Examine each line of the data. Copy those that contain the string "Android".

§

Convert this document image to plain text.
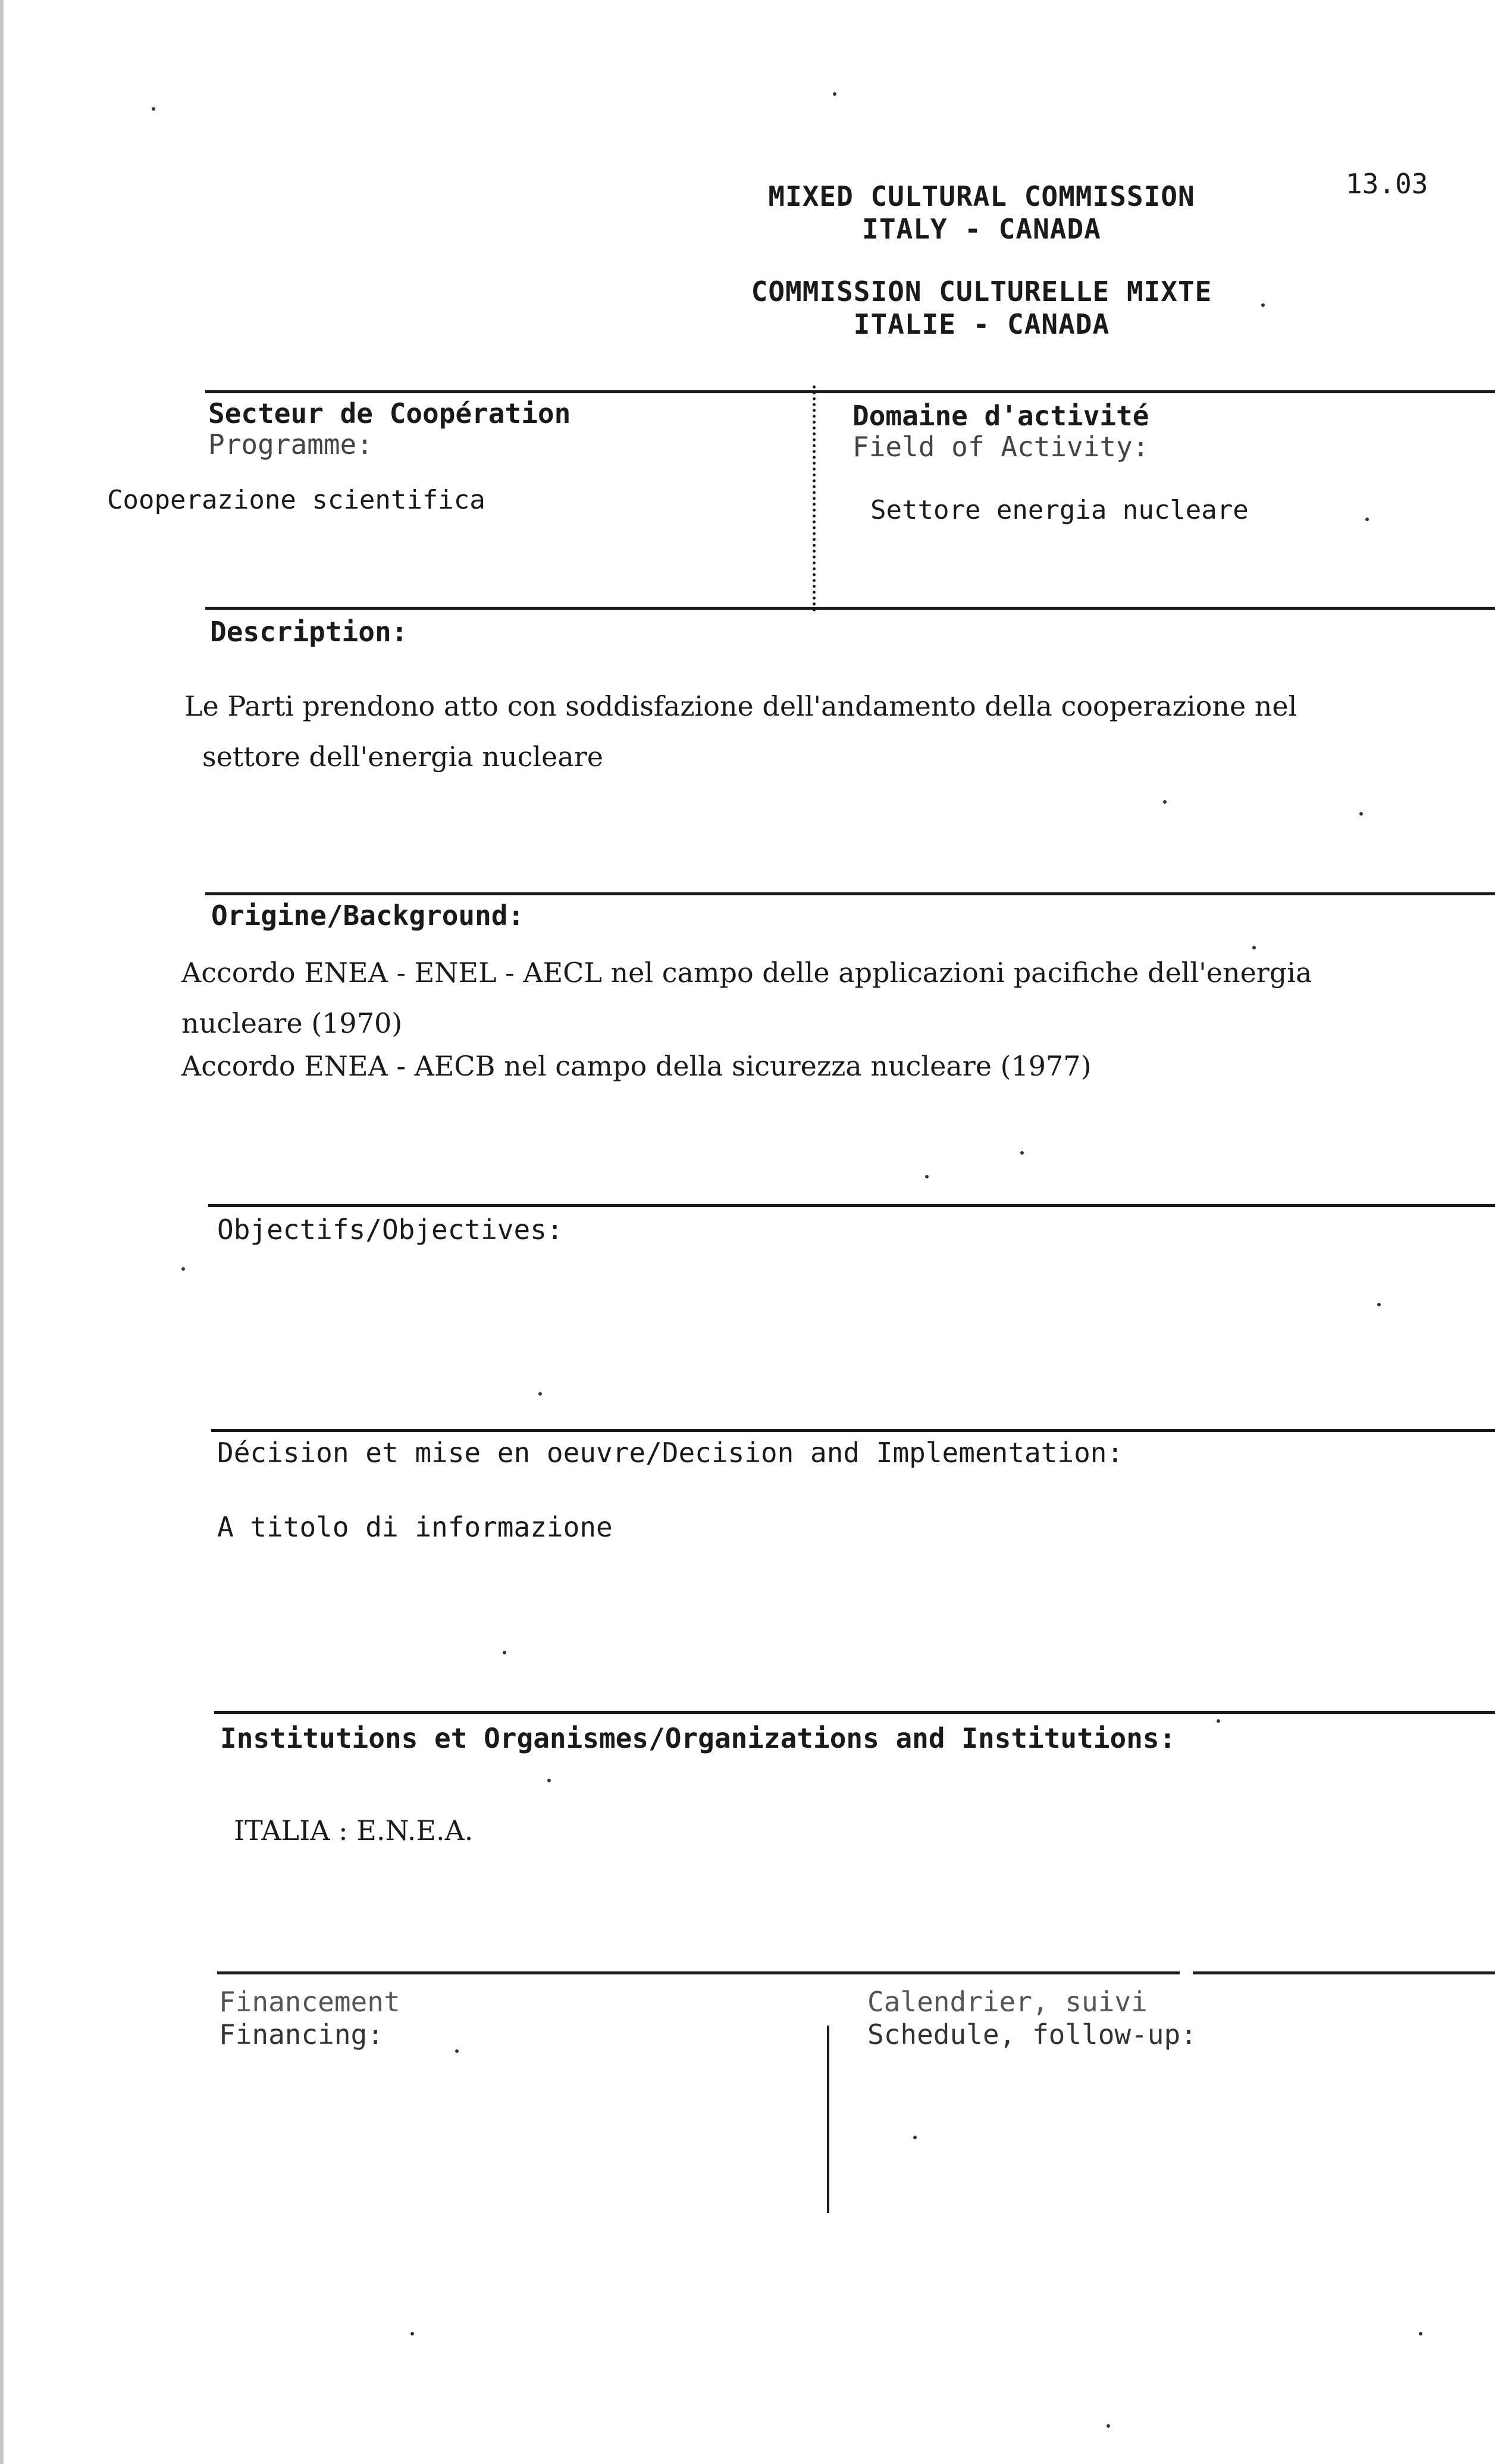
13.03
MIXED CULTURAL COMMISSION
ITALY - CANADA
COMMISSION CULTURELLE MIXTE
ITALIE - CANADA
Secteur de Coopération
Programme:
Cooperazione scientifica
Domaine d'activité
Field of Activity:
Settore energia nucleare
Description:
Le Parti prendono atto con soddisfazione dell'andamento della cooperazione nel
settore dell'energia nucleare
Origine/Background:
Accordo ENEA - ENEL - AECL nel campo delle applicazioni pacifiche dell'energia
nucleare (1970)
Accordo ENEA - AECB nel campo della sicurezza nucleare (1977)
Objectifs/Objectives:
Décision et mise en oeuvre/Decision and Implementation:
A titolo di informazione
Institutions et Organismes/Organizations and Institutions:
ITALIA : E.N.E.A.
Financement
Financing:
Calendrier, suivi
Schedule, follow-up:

§

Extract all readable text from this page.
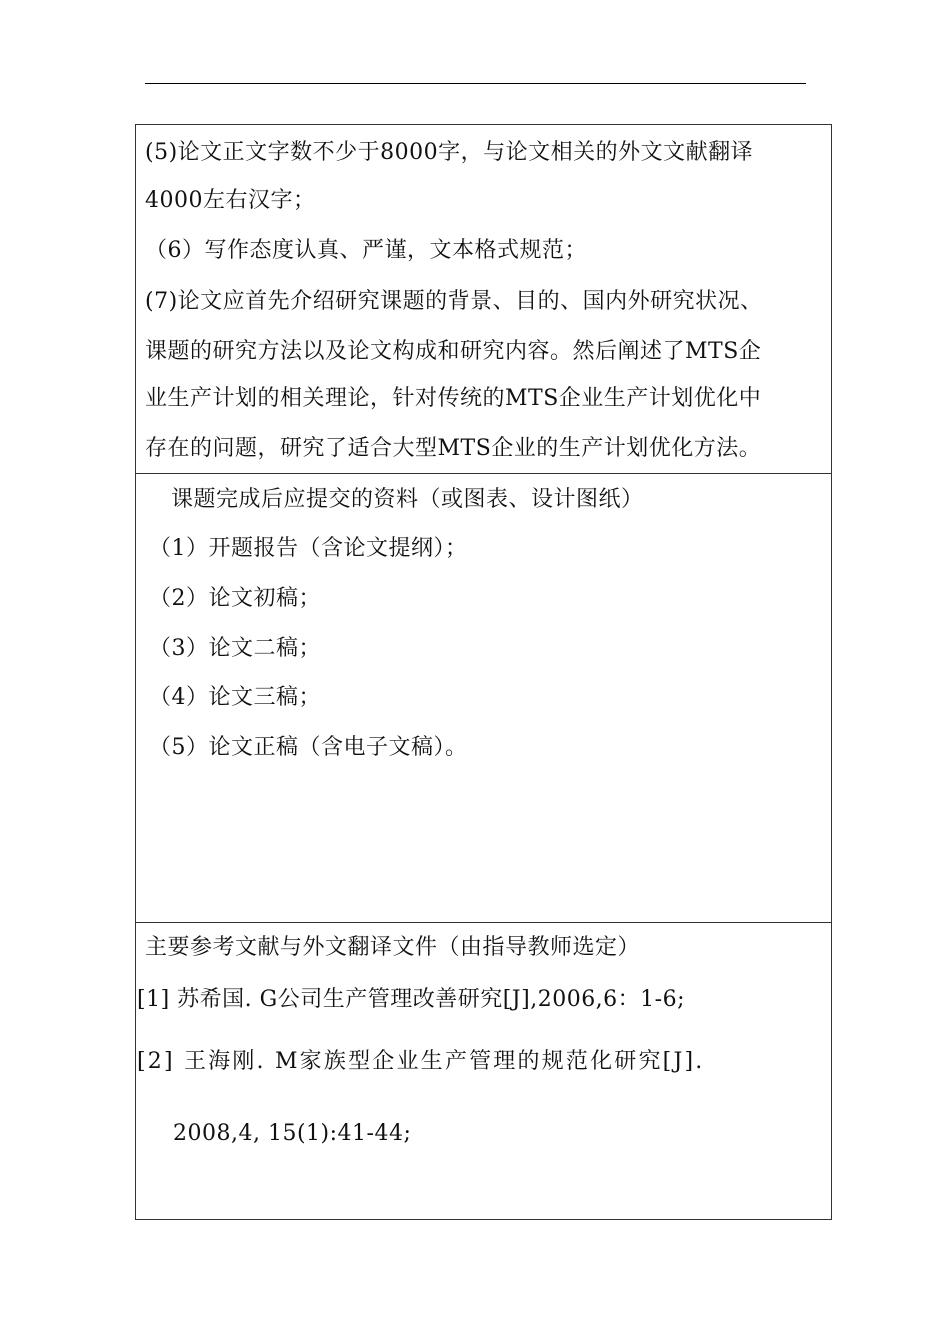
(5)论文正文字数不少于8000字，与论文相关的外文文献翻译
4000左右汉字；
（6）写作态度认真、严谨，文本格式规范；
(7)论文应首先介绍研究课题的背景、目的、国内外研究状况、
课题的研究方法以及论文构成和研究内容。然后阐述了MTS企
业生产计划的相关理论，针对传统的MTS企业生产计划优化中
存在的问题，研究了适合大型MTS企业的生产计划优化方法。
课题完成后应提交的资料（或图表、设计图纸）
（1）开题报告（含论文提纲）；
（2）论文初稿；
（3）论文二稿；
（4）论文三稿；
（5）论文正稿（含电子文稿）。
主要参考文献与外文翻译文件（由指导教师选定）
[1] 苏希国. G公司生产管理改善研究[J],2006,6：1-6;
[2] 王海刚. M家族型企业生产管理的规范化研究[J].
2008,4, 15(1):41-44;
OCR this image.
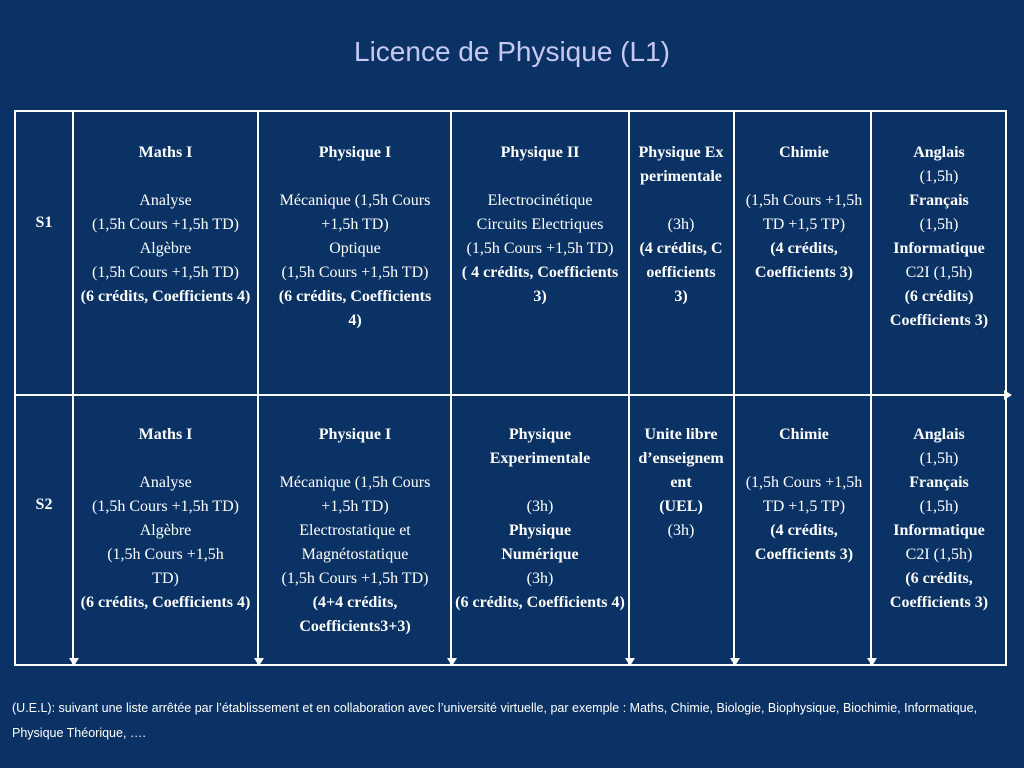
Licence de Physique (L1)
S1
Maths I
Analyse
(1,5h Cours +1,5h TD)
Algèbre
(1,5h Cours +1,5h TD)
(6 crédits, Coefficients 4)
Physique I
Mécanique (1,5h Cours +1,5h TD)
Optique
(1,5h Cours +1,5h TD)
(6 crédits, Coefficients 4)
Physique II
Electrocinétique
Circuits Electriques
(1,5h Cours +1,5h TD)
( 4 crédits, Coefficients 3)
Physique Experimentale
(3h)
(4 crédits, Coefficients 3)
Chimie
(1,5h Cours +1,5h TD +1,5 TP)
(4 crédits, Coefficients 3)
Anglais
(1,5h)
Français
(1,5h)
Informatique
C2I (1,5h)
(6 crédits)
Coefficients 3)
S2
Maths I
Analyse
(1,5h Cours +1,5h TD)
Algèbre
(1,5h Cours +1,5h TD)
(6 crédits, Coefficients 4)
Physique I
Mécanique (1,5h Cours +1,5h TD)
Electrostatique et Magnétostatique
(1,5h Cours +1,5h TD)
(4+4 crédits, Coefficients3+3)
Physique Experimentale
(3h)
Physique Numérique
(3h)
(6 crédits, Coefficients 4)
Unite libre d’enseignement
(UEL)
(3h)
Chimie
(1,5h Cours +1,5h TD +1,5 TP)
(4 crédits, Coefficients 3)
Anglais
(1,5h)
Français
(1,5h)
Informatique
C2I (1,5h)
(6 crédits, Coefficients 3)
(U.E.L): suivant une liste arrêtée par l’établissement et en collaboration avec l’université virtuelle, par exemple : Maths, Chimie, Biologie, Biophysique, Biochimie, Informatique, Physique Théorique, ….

§

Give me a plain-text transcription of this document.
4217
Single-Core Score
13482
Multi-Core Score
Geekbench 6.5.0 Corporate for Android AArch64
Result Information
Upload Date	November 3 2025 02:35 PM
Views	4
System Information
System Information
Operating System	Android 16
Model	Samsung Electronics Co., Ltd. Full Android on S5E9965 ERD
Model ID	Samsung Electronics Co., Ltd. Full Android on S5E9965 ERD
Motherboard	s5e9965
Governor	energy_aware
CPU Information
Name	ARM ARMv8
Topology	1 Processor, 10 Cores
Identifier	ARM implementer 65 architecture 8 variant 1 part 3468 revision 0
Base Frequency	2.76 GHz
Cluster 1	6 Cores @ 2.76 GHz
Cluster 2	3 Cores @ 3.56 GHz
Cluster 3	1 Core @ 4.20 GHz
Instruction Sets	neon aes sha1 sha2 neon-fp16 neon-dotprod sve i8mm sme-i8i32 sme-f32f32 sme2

§

* Solution:
Geekbench 6.5.0 Corporate for Android AArch64
Operating System	Android 16
Model	Samsung Electronics Co., Ltd. Full Android on S5E9965 ERD
Model ID	Samsung Electronics Co., Ltd. Full Android on S5E9965 ERD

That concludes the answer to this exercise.